Items from a data source:
---------------

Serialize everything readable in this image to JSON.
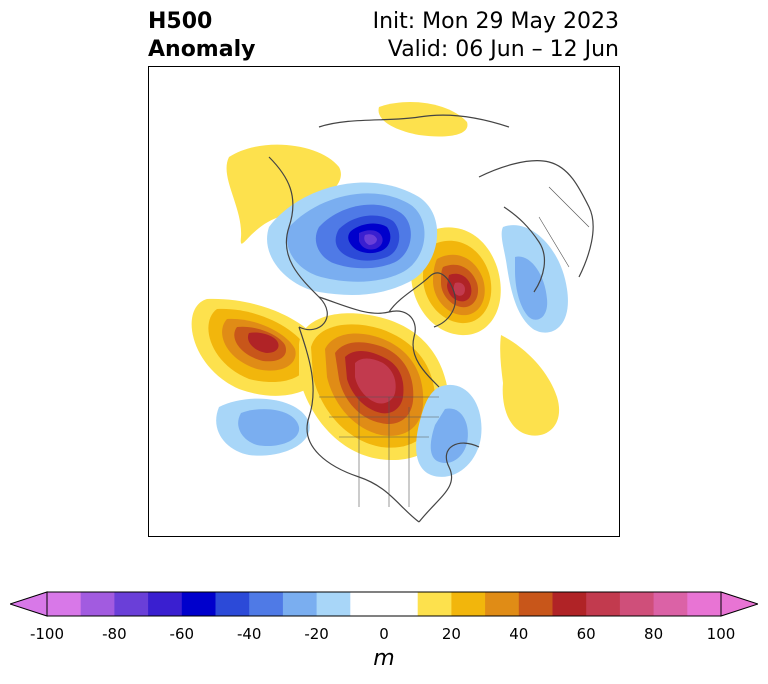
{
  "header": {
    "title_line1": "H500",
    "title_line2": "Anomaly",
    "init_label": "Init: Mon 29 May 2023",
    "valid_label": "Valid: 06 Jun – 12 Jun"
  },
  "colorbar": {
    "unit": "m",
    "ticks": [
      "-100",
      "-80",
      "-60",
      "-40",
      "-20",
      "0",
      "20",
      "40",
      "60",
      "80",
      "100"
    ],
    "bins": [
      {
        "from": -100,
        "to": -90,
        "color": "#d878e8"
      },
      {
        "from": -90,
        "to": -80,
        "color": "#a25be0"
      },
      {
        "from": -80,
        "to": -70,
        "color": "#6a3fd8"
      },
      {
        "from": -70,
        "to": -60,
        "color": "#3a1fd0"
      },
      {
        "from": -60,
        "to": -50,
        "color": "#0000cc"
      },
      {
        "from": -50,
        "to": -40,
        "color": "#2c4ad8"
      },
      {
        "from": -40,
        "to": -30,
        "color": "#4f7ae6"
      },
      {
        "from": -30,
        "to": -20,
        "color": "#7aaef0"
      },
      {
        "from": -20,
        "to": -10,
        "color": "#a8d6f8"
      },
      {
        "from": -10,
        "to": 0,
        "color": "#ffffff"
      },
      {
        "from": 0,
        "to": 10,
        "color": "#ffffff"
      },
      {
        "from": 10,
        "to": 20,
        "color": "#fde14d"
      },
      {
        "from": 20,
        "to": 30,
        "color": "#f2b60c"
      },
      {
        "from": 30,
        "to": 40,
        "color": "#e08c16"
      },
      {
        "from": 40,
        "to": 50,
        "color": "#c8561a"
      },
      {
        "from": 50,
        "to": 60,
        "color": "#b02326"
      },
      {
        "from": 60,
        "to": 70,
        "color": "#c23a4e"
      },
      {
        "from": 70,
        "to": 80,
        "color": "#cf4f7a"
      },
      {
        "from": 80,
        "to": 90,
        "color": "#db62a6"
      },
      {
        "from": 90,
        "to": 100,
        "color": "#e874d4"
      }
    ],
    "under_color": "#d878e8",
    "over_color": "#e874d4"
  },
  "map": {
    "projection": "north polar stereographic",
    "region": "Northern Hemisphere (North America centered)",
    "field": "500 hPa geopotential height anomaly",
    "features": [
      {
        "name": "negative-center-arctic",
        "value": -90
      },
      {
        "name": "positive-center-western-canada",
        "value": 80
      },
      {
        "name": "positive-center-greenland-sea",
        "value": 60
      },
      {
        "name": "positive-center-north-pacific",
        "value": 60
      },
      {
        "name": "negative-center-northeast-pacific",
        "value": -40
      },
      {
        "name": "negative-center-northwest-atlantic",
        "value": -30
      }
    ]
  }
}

---------------

Repeat the listing verbatim. Skip the pictures.

Serialize everything readable in this image to JSON.
{
  "header": {
    "title_line1": "H500",
    "title_line2": "Anomaly",
    "init_label": "Init: Mon 29 May 2023",
    "valid_label": "Valid: 06 Jun – 12 Jun"
  },
  "colorbar": {
    "unit": "m",
    "ticks": [
      "-100",
      "-80",
      "-60",
      "-40",
      "-20",
      "0",
      "20",
      "40",
      "60",
      "80",
      "100"
    ],
    "bins": [
      {
        "from": -100,
        "to": -90,
        "color": "#d878e8"
      },
      {
        "from": -90,
        "to": -80,
        "color": "#a25be0"
      },
      {
        "from": -80,
        "to": -70,
        "color": "#6a3fd8"
      },
      {
        "from": -70,
        "to": -60,
        "color": "#3a1fd0"
      },
      {
        "from": -60,
        "to": -50,
        "color": "#0000cc"
      },
      {
        "from": -50,
        "to": -40,
        "color": "#2c4ad8"
      },
      {
        "from": -40,
        "to": -30,
        "color": "#4f7ae6"
      },
      {
        "from": -30,
        "to": -20,
        "color": "#7aaef0"
      },
      {
        "from": -20,
        "to": -10,
        "color": "#a8d6f8"
      },
      {
        "from": -10,
        "to": 0,
        "color": "#ffffff"
      },
      {
        "from": 0,
        "to": 10,
        "color": "#ffffff"
      },
      {
        "from": 10,
        "to": 20,
        "color": "#fde14d"
      },
      {
        "from": 20,
        "to": 30,
        "color": "#f2b60c"
      },
      {
        "from": 30,
        "to": 40,
        "color": "#e08c16"
      },
      {
        "from": 40,
        "to": 50,
        "color": "#c8561a"
      },
      {
        "from": 50,
        "to": 60,
        "color": "#b02326"
      },
      {
        "from": 60,
        "to": 70,
        "color": "#c23a4e"
      },
      {
        "from": 70,
        "to": 80,
        "color": "#cf4f7a"
      },
      {
        "from": 80,
        "to": 90,
        "color": "#db62a6"
      },
      {
        "from": 90,
        "to": 100,
        "color": "#e874d4"
      }
    ],
    "under_color": "#d878e8",
    "over_color": "#e874d4"
  },
  "map": {
    "projection": "north polar stereographic",
    "region": "Northern Hemisphere (North America centered)",
    "field": "500 hPa geopotential height anomaly",
    "features": [
      {
        "name": "negative-center-arctic",
        "value": -90
      },
      {
        "name": "positive-center-western-canada",
        "value": 80
      },
      {
        "name": "positive-center-greenland-sea",
        "value": 60
      },
      {
        "name": "positive-center-north-pacific",
        "value": 60
      },
      {
        "name": "negative-center-northeast-pacific",
        "value": -40
      },
      {
        "name": "negative-center-northwest-atlantic",
        "value": -30
      }
    ]
  }
}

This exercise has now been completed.